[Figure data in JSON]

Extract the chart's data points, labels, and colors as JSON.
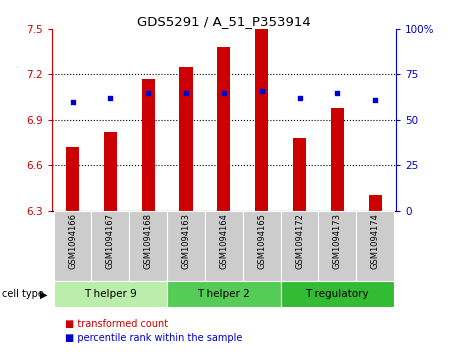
{
  "title": "GDS5291 / A_51_P353914",
  "samples": [
    "GSM1094166",
    "GSM1094167",
    "GSM1094168",
    "GSM1094163",
    "GSM1094164",
    "GSM1094165",
    "GSM1094172",
    "GSM1094173",
    "GSM1094174"
  ],
  "transformed_counts": [
    6.72,
    6.82,
    7.17,
    7.25,
    7.38,
    7.5,
    6.78,
    6.98,
    6.4
  ],
  "percentile_ranks": [
    60,
    62,
    65,
    65,
    65,
    66,
    62,
    65,
    61
  ],
  "ylim_left": [
    6.3,
    7.5
  ],
  "ylim_right": [
    0,
    100
  ],
  "yticks_left": [
    6.3,
    6.6,
    6.9,
    7.2,
    7.5
  ],
  "yticks_right": [
    0,
    25,
    50,
    75,
    100
  ],
  "ytick_labels_left": [
    "6.3",
    "6.6",
    "6.9",
    "7.2",
    "7.5"
  ],
  "ytick_labels_right": [
    "0",
    "25",
    "50",
    "75",
    "100%"
  ],
  "bar_color": "#cc0000",
  "dot_color": "#0000cc",
  "bar_width": 0.35,
  "group_spans": [
    {
      "label": "T helper 9",
      "start": 0,
      "end": 2,
      "color": "#bbeeaa"
    },
    {
      "label": "T helper 2",
      "start": 3,
      "end": 5,
      "color": "#55cc55"
    },
    {
      "label": "T regulatory",
      "start": 6,
      "end": 8,
      "color": "#33bb33"
    }
  ],
  "legend_bar_label": "transformed count",
  "legend_dot_label": "percentile rank within the sample",
  "cell_type_label": "cell type",
  "background_color": "#ffffff",
  "tick_bg_color": "#cccccc",
  "grid_yticks": [
    6.6,
    6.9,
    7.2
  ]
}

■ Stated problem
Restate the data above word for word. Skip every picture.

■ Answer to this problem
Extract the chart's data points, labels, and colors as JSON.
{
  "title": "GDS5291 / A_51_P353914",
  "samples": [
    "GSM1094166",
    "GSM1094167",
    "GSM1094168",
    "GSM1094163",
    "GSM1094164",
    "GSM1094165",
    "GSM1094172",
    "GSM1094173",
    "GSM1094174"
  ],
  "transformed_counts": [
    6.72,
    6.82,
    7.17,
    7.25,
    7.38,
    7.5,
    6.78,
    6.98,
    6.4
  ],
  "percentile_ranks": [
    60,
    62,
    65,
    65,
    65,
    66,
    62,
    65,
    61
  ],
  "ylim_left": [
    6.3,
    7.5
  ],
  "ylim_right": [
    0,
    100
  ],
  "yticks_left": [
    6.3,
    6.6,
    6.9,
    7.2,
    7.5
  ],
  "yticks_right": [
    0,
    25,
    50,
    75,
    100
  ],
  "ytick_labels_left": [
    "6.3",
    "6.6",
    "6.9",
    "7.2",
    "7.5"
  ],
  "ytick_labels_right": [
    "0",
    "25",
    "50",
    "75",
    "100%"
  ],
  "bar_color": "#cc0000",
  "dot_color": "#0000cc",
  "bar_width": 0.35,
  "group_spans": [
    {
      "label": "T helper 9",
      "start": 0,
      "end": 2,
      "color": "#bbeeaa"
    },
    {
      "label": "T helper 2",
      "start": 3,
      "end": 5,
      "color": "#55cc55"
    },
    {
      "label": "T regulatory",
      "start": 6,
      "end": 8,
      "color": "#33bb33"
    }
  ],
  "legend_bar_label": "transformed count",
  "legend_dot_label": "percentile rank within the sample",
  "cell_type_label": "cell type",
  "background_color": "#ffffff",
  "tick_bg_color": "#cccccc",
  "grid_yticks": [
    6.6,
    6.9,
    7.2
  ]
}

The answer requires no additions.